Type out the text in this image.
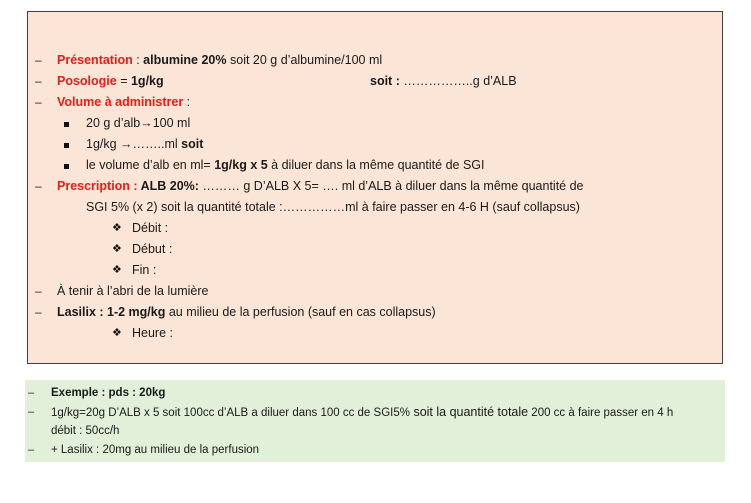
– Présentation : albumine 20% soit 20 g d’albumine/100 ml
– Posologie = 1g/kg	soit : ……………..g d’ALB
– Volume à administrer :
20 g d’alb→100 ml
1g/kg →……..ml soit
le volume d’alb en ml= 1g/kg x 5 à diluer dans la même quantité de SGI
– Prescription : ALB 20%: ……… g D’ALB X 5= …. ml d’ALB à diluer dans la même quantité de
SGI 5% (x 2) soit la quantité totale :……………ml à faire passer en 4-6 H (sauf collapsus)
❖ Débit :
❖ Début :
❖ Fin :
– À tenir à l’abri de la lumière
– Lasilix : 1-2 mg/kg au milieu de la perfusion (sauf en cas collapsus)
❖ Heure :
– Exemple : pds : 20kg
– 1g/kg=20g D’ALB x 5 soit 100cc d’ALB a diluer dans 100 cc de SGI5% soit la quantité totale 200 cc à faire passer en 4 h
débit : 50cc/h
– + Lasilix : 20mg au milieu de la perfusion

+ + + +

OBJECTIVE: Output a faithful copy of the data, with each picture left out.

WRITTEN ANSWER:
Type out the text in this image.
– Présentation : albumine 20% soit 20 g d’albumine/100 ml
– Posologie = 1g/kg	soit : ……………..g d’ALB
– Volume à administrer :
20 g d’alb→100 ml
1g/kg →……..ml soit
le volume d’alb en ml= 1g/kg x 5 à diluer dans la même quantité de SGI
– Prescription : ALB 20%: ……… g D’ALB X 5= …. ml d’ALB à diluer dans la même quantité de
SGI 5% (x 2) soit la quantité totale :……………ml à faire passer en 4-6 H (sauf collapsus)
❖ Débit :
❖ Début :
❖ Fin :
– À tenir à l’abri de la lumière
– Lasilix : 1-2 mg/kg au milieu de la perfusion (sauf en cas collapsus)
❖ Heure :
– Exemple : pds : 20kg
– 1g/kg=20g D’ALB x 5 soit 100cc d’ALB a diluer dans 100 cc de SGI5% soit la quantité totale 200 cc à faire passer en 4 h
débit : 50cc/h
– + Lasilix : 20mg au milieu de la perfusion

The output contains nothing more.